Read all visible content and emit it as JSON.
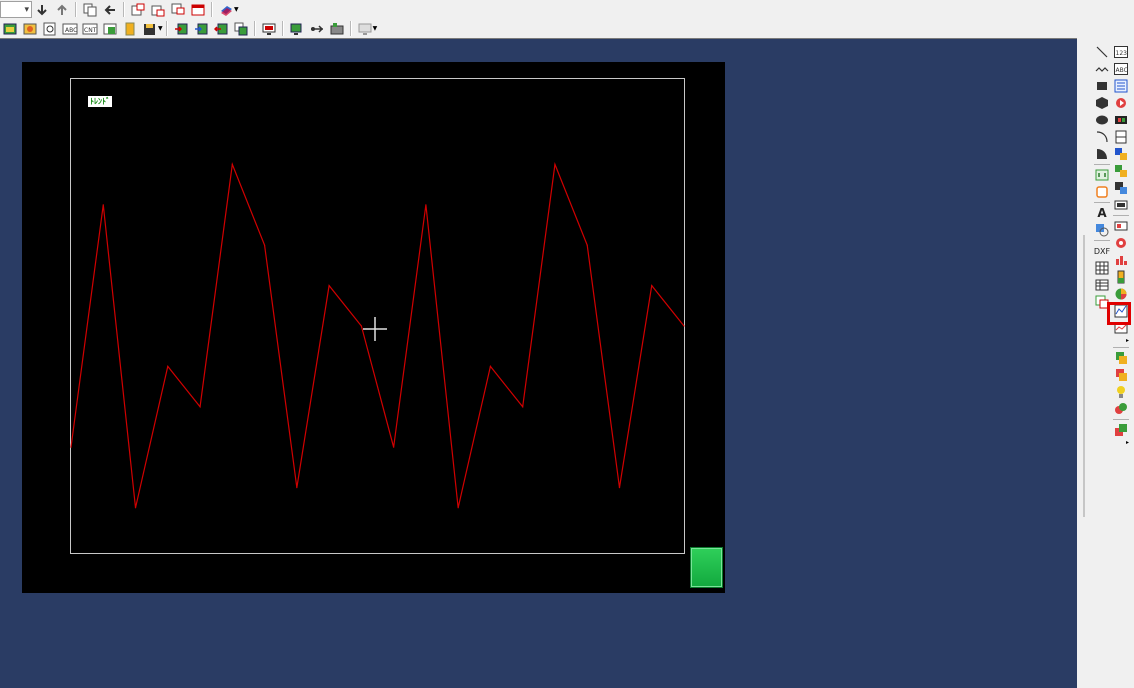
{
  "toolbar": {
    "combo_value": "",
    "row1_icons": [
      "arrow-down-icon",
      "arrow-up-icon",
      "copy-screen-icon",
      "arrow-left-icon",
      "window-a-icon",
      "window-b-icon",
      "window-c-icon",
      "window-d-icon",
      "layer-icon"
    ],
    "row2_icons": [
      "screen-open-icon",
      "screen-edit-icon",
      "preview-icon",
      "abc-icon",
      "cnt-icon",
      "window-screen-icon",
      "book-icon",
      "save-icon",
      "import-icon",
      "export-icon",
      "transfer-icon",
      "copy-transfer-icon",
      "monitor-icon",
      "network-icon",
      "usb-icon",
      "settings-icon"
    ]
  },
  "screen": {
    "trend_label": "ﾄﾚﾝﾄﾞ",
    "background": "#000000",
    "frame_color": "#c8c8c8",
    "line_color": "#d00000",
    "button_color": "#1fbf4c"
  },
  "chart_data": {
    "type": "line",
    "x": [
      0,
      1,
      2,
      3,
      4,
      5,
      6,
      7,
      8,
      9,
      10,
      11,
      12,
      13,
      14,
      15,
      16,
      17,
      18,
      19
    ],
    "series": [
      {
        "values": [
          20,
          80,
          5,
          40,
          30,
          90,
          70,
          10,
          60,
          50,
          20,
          80,
          5,
          40,
          30,
          90,
          70,
          10,
          60,
          50
        ]
      }
    ],
    "ylim": [
      0,
      100
    ],
    "grid": false
  },
  "palette": {
    "left_tools": [
      "line-icon",
      "polyline-icon",
      "rectangle-icon",
      "polygon-icon",
      "ellipse-icon",
      "arc-icon",
      "sector-icon",
      "bit-switch-icon",
      "frame-icon",
      "text-icon",
      "paint-icon",
      "dxf-icon",
      "table-icon",
      "grid-table-icon",
      "image-icon"
    ],
    "dxf_label": "DXF",
    "text_label": "A",
    "right_tools": [
      "numeric-display-icon",
      "abc-display-icon",
      "list-icon",
      "sound-icon",
      "video-icon",
      "panel-icon",
      "switch-icon",
      "lamp-icon",
      "keypad-icon",
      "alarm-icon",
      "history-icon",
      "recipe-icon",
      "bar-graph-icon",
      "pie-chart-icon",
      "trend-graph-icon",
      "line-graph-icon",
      "part-a-icon",
      "part-b-icon",
      "lightbulb-icon",
      "part-c-icon",
      "part-d-icon"
    ],
    "num_label": "123",
    "abc_label": "ABC"
  }
}
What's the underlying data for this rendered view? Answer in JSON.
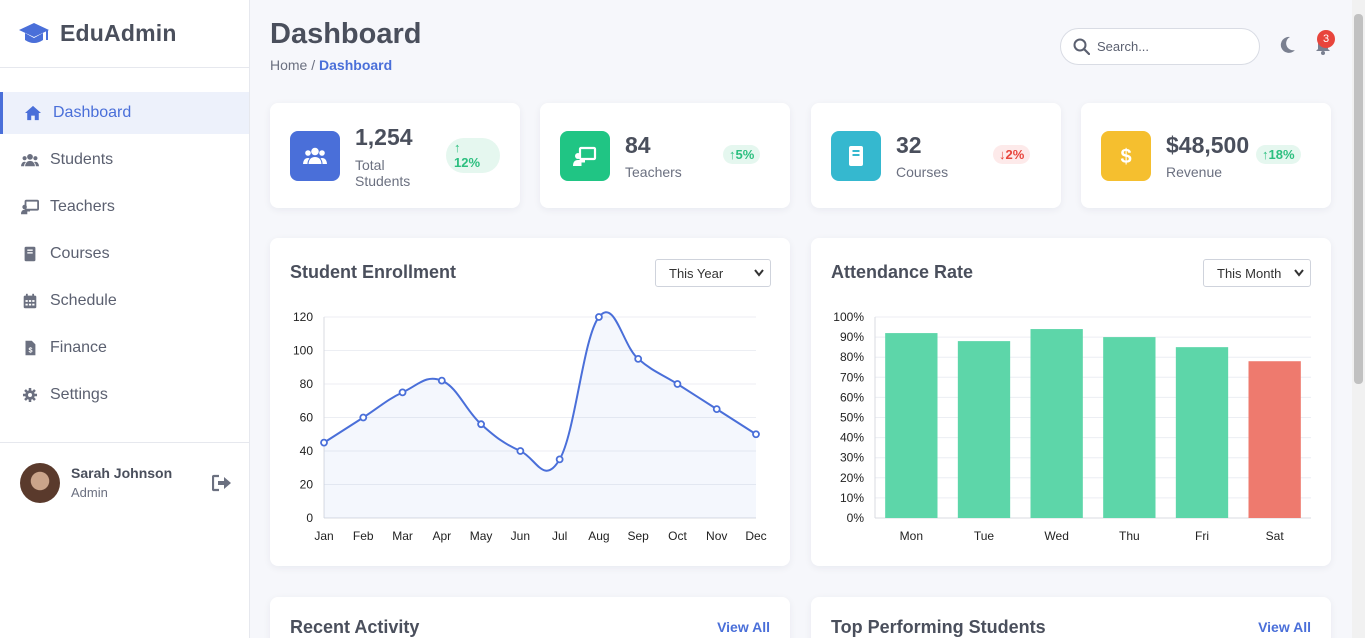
{
  "brand": {
    "name": "EduAdmin",
    "icon": "graduation-cap-icon",
    "color": "#4a6fd9"
  },
  "sidebar": {
    "items": [
      {
        "label": "Dashboard",
        "icon": "home-icon",
        "active": true
      },
      {
        "label": "Students",
        "icon": "users-icon"
      },
      {
        "label": "Teachers",
        "icon": "teacher-icon"
      },
      {
        "label": "Courses",
        "icon": "book-icon"
      },
      {
        "label": "Schedule",
        "icon": "calendar-icon"
      },
      {
        "label": "Finance",
        "icon": "invoice-icon"
      },
      {
        "label": "Settings",
        "icon": "gear-icon"
      }
    ],
    "user": {
      "name": "Sarah Johnson",
      "role": "Admin"
    }
  },
  "header": {
    "title": "Dashboard",
    "breadcrumb": {
      "home": "Home",
      "separator": " / ",
      "current": "Dashboard"
    },
    "search_placeholder": "Search...",
    "notification_count": "3"
  },
  "stats": [
    {
      "value": "1,254",
      "label": "Total Students",
      "trend": "12%",
      "direction": "up",
      "color": "#4a6fd9",
      "icon": "users-icon"
    },
    {
      "value": "84",
      "label": "Teachers",
      "trend": "5%",
      "direction": "up",
      "color": "#20c584",
      "icon": "teacher-icon"
    },
    {
      "value": "32",
      "label": "Courses",
      "trend": "2%",
      "direction": "down",
      "color": "#35b8cf",
      "icon": "book-icon"
    },
    {
      "value": "$48,500",
      "label": "Revenue",
      "trend": "18%",
      "direction": "up",
      "color": "#f5bf2f",
      "icon": "dollar-icon"
    }
  ],
  "enrollment": {
    "title": "Student Enrollment",
    "filter": "This Year"
  },
  "attendance": {
    "title": "Attendance Rate",
    "filter": "This Month"
  },
  "chart_data": [
    {
      "type": "line",
      "title": "Student Enrollment",
      "categories": [
        "Jan",
        "Feb",
        "Mar",
        "Apr",
        "May",
        "Jun",
        "Jul",
        "Aug",
        "Sep",
        "Oct",
        "Nov",
        "Dec"
      ],
      "values": [
        45,
        60,
        75,
        82,
        56,
        40,
        35,
        120,
        95,
        80,
        65,
        50
      ],
      "yticks": [
        "0",
        "20",
        "40",
        "60",
        "80",
        "100",
        "120"
      ],
      "ylim": [
        0,
        120
      ],
      "color": "#4a6fd9",
      "fill": true,
      "grid": true
    },
    {
      "type": "bar",
      "title": "Attendance Rate",
      "categories": [
        "Mon",
        "Tue",
        "Wed",
        "Thu",
        "Fri",
        "Sat"
      ],
      "values": [
        92,
        88,
        94,
        90,
        85,
        78
      ],
      "colors": [
        "#5dd6a9",
        "#5dd6a9",
        "#5dd6a9",
        "#5dd6a9",
        "#5dd6a9",
        "#ee7a6e"
      ],
      "yticks": [
        "0%",
        "10%",
        "20%",
        "30%",
        "40%",
        "50%",
        "60%",
        "70%",
        "80%",
        "90%",
        "100%"
      ],
      "ylim": [
        0,
        100
      ],
      "grid": true
    }
  ],
  "bottom": {
    "activity_title": "Recent Activity",
    "activity_link": "View All",
    "top_title": "Top Performing Students",
    "top_link": "View All"
  }
}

**Written task**
From the entries above, collect every line with the string "Dashboard" in it.

**Final answer**
        "label": "Dashboard",
    "title": "Dashboard",
      "current": "Dashboard"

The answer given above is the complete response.